-------- TASK MATERIAL --------

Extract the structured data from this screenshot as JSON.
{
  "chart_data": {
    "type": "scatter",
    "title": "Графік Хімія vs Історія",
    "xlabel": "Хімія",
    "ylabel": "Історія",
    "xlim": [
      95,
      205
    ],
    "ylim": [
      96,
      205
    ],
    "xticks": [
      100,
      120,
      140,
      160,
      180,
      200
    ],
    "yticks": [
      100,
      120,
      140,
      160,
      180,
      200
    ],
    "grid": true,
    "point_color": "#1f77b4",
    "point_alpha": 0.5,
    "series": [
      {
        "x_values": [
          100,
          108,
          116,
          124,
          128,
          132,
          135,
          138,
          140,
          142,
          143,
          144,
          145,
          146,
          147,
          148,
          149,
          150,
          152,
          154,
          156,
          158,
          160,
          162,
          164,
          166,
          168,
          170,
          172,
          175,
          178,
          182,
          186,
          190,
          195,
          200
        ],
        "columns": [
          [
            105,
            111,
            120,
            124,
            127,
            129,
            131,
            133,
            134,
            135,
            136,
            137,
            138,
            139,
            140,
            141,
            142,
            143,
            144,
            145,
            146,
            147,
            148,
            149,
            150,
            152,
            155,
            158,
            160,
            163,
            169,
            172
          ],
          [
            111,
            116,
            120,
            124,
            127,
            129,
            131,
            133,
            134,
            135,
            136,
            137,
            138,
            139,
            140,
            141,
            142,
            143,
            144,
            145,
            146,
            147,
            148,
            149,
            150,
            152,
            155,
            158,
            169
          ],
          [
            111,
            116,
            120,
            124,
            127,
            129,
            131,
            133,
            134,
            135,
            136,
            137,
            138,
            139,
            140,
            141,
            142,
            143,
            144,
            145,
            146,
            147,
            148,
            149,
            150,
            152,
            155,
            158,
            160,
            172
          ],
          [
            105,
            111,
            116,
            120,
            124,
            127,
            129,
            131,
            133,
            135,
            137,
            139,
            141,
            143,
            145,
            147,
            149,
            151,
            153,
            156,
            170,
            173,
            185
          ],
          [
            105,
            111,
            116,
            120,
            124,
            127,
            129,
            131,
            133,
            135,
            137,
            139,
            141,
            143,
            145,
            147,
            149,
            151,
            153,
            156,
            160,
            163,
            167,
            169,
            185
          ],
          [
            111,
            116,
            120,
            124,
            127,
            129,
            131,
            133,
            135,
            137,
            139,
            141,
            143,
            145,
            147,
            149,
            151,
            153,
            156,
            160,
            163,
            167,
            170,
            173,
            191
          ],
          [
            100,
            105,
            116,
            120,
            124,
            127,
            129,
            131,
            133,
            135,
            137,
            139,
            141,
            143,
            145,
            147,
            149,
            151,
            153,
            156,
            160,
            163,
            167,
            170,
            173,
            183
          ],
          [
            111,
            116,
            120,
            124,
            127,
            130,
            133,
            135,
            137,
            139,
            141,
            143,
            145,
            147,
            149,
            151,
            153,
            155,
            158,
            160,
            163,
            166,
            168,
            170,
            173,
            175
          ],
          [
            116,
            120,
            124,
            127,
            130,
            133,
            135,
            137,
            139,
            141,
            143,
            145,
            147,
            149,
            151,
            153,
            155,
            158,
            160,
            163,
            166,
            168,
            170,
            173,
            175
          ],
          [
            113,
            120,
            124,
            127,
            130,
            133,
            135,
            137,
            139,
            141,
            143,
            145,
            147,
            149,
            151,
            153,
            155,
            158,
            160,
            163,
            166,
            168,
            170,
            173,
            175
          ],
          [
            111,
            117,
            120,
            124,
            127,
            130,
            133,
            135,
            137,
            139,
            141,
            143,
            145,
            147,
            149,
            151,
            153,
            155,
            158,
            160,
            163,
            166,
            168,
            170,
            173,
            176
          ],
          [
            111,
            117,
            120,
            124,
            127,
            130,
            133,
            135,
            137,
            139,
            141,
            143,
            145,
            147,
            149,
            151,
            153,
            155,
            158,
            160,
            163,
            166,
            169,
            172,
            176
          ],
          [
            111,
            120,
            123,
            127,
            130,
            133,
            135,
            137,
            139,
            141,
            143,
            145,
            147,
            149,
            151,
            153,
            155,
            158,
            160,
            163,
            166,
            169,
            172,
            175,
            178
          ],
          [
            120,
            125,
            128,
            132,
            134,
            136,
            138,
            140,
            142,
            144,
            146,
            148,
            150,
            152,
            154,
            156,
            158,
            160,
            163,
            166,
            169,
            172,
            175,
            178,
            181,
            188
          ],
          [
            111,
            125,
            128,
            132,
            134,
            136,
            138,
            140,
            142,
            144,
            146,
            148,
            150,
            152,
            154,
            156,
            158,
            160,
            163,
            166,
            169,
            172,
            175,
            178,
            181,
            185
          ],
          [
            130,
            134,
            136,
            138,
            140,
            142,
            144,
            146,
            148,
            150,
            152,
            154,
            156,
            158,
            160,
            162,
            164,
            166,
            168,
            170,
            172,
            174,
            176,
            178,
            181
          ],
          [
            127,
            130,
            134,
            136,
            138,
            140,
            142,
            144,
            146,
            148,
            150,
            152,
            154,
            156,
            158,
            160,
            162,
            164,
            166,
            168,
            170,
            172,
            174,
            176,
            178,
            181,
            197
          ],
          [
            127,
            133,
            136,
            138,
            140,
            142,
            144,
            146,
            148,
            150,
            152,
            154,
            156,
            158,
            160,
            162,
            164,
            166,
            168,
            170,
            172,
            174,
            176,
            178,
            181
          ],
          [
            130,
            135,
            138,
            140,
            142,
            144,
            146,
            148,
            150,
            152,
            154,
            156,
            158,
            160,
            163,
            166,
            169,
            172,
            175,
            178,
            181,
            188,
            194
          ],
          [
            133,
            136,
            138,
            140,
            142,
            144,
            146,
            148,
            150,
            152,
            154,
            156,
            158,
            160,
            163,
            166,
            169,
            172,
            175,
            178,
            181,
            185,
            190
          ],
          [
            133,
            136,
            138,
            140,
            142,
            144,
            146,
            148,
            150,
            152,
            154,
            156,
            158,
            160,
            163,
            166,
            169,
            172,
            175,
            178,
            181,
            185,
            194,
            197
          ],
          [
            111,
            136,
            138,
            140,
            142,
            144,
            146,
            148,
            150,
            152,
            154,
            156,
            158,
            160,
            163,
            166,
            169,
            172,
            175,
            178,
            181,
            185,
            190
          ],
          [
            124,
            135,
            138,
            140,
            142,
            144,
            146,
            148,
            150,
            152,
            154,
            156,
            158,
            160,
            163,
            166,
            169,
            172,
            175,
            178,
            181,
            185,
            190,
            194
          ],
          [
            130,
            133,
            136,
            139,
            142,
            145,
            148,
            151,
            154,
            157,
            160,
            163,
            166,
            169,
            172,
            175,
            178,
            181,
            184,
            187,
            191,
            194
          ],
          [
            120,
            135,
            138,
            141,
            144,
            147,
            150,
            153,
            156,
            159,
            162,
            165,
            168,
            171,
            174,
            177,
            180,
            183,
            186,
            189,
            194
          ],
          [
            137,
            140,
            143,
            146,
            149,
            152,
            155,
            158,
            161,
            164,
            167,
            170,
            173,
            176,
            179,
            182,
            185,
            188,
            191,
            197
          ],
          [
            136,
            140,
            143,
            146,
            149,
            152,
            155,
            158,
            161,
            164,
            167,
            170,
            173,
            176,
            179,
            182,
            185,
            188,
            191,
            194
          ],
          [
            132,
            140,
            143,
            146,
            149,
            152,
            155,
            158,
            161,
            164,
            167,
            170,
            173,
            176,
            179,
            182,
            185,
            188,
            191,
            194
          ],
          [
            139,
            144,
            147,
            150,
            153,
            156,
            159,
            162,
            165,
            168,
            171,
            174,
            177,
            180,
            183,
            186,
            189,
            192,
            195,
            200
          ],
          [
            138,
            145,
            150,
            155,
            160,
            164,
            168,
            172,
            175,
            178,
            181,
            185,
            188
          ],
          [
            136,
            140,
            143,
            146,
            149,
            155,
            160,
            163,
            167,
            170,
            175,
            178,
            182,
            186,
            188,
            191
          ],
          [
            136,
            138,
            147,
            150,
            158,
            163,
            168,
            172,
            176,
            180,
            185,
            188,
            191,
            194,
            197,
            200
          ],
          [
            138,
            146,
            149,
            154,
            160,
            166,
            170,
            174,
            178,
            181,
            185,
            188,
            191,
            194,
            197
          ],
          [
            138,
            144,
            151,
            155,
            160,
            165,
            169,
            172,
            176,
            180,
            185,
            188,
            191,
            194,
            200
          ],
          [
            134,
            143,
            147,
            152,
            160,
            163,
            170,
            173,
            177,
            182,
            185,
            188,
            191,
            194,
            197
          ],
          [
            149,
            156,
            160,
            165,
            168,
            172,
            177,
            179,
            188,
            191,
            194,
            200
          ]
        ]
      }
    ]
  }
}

--------
-------- TASK MATERIAL --------

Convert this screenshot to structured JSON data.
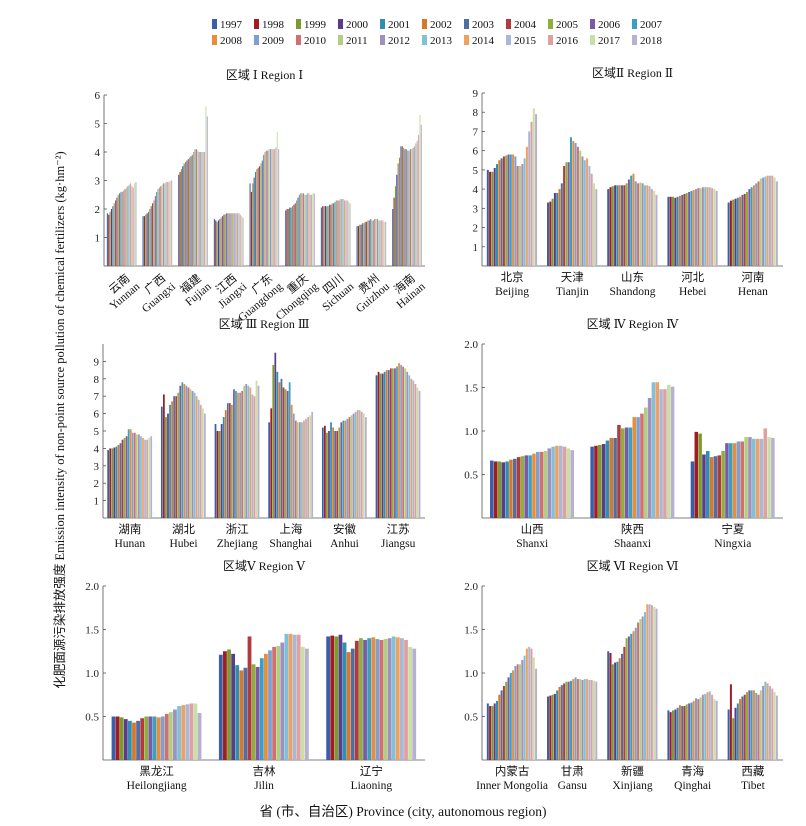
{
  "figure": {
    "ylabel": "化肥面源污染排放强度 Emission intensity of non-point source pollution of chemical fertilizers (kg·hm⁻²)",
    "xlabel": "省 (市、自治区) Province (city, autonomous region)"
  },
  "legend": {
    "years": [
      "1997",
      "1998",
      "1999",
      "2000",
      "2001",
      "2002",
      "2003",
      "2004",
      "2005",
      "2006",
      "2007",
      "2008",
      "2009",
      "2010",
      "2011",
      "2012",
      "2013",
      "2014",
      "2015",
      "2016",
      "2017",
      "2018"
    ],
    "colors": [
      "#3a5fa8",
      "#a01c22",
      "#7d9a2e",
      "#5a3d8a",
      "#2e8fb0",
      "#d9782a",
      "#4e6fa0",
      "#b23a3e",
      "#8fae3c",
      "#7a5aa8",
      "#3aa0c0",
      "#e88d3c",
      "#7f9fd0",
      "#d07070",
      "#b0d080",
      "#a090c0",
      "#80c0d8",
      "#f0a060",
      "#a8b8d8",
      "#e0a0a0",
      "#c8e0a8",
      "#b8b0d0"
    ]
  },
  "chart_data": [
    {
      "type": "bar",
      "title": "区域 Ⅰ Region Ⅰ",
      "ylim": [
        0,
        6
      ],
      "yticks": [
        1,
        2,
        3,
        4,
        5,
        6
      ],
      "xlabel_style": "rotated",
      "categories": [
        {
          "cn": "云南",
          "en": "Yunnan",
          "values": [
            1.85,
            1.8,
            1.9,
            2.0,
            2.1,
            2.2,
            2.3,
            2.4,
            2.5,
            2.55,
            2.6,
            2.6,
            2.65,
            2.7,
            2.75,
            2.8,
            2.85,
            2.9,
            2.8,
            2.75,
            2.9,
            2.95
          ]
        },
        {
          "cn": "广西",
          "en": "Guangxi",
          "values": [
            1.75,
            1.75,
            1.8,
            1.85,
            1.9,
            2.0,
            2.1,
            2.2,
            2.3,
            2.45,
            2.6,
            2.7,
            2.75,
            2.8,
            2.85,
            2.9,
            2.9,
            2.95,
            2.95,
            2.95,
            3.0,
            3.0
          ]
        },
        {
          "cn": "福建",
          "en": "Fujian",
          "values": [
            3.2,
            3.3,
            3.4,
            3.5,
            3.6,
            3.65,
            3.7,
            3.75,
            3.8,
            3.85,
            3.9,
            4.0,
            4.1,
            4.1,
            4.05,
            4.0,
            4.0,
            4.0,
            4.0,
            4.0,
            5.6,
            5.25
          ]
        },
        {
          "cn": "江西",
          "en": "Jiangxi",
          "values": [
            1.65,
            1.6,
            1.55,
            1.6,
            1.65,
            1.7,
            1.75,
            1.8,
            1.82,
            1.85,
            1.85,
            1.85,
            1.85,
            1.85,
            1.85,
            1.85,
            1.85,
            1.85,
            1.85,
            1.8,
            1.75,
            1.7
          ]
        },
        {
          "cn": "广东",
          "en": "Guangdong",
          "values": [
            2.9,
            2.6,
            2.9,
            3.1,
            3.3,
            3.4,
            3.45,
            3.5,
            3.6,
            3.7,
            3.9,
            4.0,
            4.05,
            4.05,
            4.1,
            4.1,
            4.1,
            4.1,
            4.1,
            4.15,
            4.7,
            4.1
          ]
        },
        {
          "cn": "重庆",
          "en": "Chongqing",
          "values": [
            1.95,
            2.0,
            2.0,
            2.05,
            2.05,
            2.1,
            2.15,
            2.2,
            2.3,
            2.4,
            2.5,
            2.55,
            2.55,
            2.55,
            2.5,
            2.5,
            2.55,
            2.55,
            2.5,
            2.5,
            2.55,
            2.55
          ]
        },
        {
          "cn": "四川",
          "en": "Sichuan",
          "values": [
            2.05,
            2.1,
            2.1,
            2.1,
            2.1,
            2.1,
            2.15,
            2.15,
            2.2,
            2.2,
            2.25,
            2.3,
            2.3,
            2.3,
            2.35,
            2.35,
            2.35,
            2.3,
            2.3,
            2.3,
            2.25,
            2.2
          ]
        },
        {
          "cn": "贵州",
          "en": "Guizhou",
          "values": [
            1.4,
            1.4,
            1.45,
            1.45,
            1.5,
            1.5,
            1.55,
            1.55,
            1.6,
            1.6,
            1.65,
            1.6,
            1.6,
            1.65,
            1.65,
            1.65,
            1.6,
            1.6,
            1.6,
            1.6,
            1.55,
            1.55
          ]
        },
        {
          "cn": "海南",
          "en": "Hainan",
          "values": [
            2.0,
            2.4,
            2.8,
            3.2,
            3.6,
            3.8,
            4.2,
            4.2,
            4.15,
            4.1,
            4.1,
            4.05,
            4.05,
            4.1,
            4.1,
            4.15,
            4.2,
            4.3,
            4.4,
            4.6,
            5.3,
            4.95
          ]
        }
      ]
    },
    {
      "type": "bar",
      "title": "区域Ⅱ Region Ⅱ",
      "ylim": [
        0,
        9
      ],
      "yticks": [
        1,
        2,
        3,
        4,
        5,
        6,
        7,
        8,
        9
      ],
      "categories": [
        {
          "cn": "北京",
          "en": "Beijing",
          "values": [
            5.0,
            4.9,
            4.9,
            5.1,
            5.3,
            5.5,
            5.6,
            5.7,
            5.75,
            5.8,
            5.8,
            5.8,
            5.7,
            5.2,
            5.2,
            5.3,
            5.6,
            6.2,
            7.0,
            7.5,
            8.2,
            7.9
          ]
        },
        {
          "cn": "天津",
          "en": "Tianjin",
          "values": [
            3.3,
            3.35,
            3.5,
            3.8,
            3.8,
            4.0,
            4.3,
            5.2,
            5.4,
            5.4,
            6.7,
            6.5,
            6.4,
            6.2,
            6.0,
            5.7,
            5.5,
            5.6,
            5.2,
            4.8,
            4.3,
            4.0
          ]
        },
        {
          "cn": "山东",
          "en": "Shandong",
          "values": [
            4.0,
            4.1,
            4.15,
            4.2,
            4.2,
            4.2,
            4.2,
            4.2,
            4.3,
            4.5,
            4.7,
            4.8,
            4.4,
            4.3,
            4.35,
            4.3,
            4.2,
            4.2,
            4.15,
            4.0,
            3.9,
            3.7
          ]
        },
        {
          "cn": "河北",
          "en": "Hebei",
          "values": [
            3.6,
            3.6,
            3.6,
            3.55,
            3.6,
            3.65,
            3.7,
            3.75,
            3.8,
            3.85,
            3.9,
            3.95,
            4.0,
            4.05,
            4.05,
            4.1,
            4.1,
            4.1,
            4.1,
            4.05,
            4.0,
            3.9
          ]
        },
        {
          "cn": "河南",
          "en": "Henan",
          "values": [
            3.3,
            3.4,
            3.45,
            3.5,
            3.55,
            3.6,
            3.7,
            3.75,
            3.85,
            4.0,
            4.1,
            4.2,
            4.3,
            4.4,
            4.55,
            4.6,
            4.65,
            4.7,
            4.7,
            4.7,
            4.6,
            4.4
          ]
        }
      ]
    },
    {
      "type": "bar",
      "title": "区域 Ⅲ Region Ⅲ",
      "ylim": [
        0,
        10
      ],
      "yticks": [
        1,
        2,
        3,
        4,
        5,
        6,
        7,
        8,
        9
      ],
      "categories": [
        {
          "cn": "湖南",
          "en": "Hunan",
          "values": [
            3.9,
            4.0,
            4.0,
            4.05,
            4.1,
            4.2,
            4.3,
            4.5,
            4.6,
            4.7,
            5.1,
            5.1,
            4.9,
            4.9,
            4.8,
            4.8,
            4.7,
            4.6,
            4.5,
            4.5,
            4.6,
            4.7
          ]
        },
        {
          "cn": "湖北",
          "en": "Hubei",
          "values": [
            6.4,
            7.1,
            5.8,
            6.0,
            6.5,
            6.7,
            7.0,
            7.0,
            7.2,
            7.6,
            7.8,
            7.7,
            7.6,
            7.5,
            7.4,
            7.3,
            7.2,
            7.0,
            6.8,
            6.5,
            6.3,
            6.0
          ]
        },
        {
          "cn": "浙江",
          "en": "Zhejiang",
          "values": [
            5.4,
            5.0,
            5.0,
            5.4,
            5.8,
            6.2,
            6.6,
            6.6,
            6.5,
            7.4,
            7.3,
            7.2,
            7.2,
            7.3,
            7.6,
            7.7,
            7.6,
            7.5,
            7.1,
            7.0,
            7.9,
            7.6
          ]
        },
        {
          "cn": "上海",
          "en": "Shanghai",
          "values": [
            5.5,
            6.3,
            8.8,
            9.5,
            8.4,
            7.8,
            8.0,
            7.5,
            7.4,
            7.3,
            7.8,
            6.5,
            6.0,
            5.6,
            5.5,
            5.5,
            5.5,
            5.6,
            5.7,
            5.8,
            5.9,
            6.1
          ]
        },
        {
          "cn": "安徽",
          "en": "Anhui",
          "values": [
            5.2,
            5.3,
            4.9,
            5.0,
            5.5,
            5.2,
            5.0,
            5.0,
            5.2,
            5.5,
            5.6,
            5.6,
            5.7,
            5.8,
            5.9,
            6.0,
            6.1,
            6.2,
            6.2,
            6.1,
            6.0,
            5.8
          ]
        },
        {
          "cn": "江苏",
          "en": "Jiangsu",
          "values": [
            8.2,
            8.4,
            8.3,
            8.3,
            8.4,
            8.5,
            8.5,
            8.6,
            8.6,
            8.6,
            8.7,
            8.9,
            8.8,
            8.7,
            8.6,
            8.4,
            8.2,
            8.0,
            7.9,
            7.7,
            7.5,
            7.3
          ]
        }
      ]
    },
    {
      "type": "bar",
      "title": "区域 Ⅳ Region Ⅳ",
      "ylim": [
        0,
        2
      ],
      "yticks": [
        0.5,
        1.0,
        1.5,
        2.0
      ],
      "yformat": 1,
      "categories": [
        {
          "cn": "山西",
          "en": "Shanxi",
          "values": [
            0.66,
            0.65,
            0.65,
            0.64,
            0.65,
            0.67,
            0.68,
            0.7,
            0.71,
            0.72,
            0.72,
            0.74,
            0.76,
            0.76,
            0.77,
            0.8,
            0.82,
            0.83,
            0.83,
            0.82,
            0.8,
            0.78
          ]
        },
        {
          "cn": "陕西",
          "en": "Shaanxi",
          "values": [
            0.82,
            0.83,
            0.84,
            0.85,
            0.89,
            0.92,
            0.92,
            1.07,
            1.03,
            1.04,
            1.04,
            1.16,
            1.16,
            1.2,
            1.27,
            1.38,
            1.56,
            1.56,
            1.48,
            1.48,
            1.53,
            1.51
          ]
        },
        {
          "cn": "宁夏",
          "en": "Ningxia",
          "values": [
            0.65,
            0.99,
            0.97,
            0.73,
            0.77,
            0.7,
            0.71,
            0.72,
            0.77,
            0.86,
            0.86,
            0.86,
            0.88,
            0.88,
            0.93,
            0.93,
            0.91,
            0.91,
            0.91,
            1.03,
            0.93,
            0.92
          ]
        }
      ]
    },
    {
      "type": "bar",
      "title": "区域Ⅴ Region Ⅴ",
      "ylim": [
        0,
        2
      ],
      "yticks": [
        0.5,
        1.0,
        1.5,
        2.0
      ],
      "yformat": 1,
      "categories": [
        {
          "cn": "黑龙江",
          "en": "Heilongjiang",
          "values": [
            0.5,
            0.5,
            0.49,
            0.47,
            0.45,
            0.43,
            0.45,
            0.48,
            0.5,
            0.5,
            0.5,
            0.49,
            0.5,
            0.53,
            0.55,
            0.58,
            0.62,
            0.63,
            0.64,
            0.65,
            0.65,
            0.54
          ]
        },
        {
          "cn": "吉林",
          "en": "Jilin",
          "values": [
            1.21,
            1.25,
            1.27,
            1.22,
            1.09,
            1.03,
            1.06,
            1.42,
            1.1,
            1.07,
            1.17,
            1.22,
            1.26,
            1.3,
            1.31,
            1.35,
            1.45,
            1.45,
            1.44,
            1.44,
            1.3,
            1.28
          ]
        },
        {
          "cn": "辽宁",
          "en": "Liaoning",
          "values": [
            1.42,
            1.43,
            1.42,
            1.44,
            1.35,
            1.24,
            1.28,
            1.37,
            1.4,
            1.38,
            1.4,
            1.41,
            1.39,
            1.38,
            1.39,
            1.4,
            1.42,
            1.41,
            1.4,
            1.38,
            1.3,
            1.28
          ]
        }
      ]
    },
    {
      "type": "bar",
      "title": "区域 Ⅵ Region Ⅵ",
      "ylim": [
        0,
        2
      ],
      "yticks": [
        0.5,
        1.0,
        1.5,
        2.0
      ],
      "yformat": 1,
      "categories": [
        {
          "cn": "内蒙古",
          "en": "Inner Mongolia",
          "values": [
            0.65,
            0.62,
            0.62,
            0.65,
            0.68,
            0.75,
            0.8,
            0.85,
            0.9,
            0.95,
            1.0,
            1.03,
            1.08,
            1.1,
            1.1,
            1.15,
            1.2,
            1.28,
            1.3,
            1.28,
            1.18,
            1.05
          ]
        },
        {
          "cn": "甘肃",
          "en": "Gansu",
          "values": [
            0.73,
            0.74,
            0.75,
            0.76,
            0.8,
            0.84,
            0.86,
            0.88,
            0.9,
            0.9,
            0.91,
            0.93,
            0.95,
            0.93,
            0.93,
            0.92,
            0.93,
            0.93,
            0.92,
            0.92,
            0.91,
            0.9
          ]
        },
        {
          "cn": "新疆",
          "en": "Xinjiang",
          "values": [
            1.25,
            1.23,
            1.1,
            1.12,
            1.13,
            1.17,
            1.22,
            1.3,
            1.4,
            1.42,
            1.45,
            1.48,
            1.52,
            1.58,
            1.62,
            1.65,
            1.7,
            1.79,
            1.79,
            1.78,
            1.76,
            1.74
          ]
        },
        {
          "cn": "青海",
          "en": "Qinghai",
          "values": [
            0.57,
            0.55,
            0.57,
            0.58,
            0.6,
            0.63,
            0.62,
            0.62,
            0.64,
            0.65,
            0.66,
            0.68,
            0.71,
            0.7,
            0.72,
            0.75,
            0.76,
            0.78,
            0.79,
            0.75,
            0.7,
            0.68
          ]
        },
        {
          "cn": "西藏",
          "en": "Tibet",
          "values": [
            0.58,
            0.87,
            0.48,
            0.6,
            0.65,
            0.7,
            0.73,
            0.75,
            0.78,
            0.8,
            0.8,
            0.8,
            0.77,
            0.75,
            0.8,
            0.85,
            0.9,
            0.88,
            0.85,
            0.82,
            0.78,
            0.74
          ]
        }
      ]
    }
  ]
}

--------

→ YOUR TASK
Each line that holds the string "this" counts once; give the total and nothing else.

→ PROBLEM SOLUTION
2